_WRITTEN PROBLEM_. Gather up all lines that carry the word "changes".

(Recorded data)
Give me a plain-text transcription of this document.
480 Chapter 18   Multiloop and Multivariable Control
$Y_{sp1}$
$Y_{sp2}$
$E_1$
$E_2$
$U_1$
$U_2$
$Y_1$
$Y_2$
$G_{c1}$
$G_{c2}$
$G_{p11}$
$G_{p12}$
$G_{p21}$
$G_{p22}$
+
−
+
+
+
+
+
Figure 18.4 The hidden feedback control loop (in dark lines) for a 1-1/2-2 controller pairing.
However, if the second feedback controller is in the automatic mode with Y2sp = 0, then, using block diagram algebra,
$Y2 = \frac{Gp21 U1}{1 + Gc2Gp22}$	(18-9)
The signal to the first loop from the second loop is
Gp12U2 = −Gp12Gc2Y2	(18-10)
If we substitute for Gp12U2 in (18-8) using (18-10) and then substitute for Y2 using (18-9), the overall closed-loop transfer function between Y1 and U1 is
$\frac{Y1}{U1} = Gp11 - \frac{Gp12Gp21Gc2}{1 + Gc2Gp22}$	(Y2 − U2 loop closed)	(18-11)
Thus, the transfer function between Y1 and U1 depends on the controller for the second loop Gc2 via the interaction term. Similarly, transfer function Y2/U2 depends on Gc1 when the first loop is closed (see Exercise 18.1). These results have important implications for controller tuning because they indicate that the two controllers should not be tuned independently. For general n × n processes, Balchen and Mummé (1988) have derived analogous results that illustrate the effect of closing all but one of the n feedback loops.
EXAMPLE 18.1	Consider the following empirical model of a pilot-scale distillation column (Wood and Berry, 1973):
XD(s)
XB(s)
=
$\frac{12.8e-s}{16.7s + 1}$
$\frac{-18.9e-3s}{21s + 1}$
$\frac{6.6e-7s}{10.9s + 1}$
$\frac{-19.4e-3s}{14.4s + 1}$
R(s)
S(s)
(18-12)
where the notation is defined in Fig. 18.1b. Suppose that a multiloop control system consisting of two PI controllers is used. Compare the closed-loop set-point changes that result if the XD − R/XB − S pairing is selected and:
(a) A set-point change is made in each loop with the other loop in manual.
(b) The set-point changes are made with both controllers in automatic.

_THE OUTPUT_.
where the notation is defined in Fig. 18.1b. Suppose that a multiloop control system consisting of two PI controllers is used. Compare the closed-loop set-point changes that result if the XD − R/XB − S pairing is selected and:
(b) The set-point changes are made with both controllers in automatic.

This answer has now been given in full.